[Recorded data]
════════════════

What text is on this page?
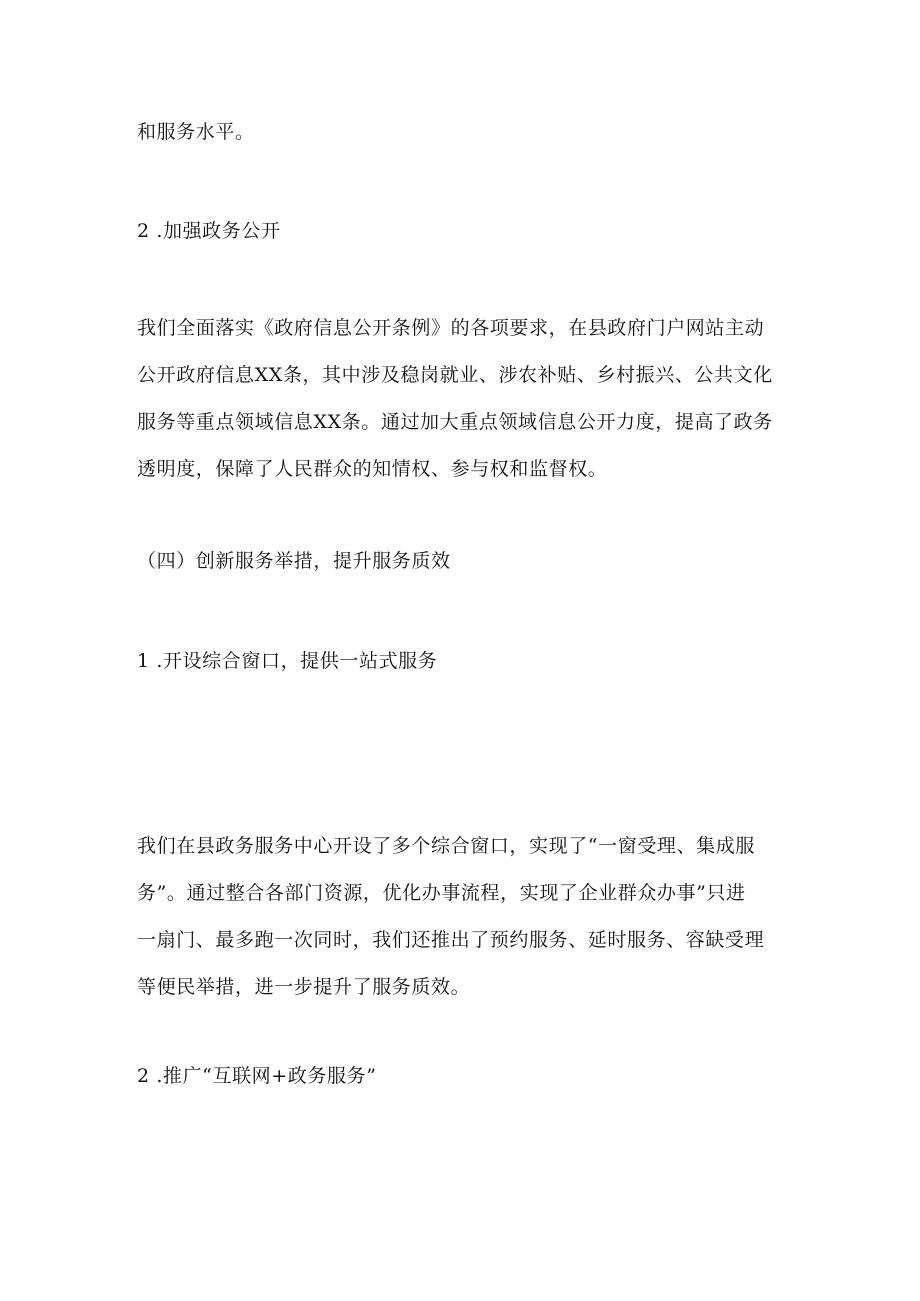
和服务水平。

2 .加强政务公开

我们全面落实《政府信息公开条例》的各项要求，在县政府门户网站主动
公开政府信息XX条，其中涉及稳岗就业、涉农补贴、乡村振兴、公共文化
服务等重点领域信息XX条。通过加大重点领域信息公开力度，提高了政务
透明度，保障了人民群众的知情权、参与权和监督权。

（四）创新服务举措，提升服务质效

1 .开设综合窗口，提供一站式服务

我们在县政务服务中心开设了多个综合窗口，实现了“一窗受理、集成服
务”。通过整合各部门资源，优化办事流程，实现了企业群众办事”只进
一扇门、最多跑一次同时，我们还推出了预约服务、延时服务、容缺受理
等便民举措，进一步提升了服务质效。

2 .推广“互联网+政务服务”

════════════════

● EXERCISE GOAL
Quote everything in the listing above exactly; pictures are the only thing to omit.

● RESPONSE TO THE EXERCISE
What text is on this page?
和服务水平。

2 .加强政务公开

我们全面落实《政府信息公开条例》的各项要求，在县政府门户网站主动
公开政府信息XX条，其中涉及稳岗就业、涉农补贴、乡村振兴、公共文化
服务等重点领域信息XX条。通过加大重点领域信息公开力度，提高了政务
透明度，保障了人民群众的知情权、参与权和监督权。

（四）创新服务举措，提升服务质效

1 .开设综合窗口，提供一站式服务

我们在县政务服务中心开设了多个综合窗口，实现了“一窗受理、集成服
务”。通过整合各部门资源，优化办事流程，实现了企业群众办事”只进
一扇门、最多跑一次同时，我们还推出了预约服务、延时服务、容缺受理
等便民举措，进一步提升了服务质效。

2 .推广“互联网+政务服务”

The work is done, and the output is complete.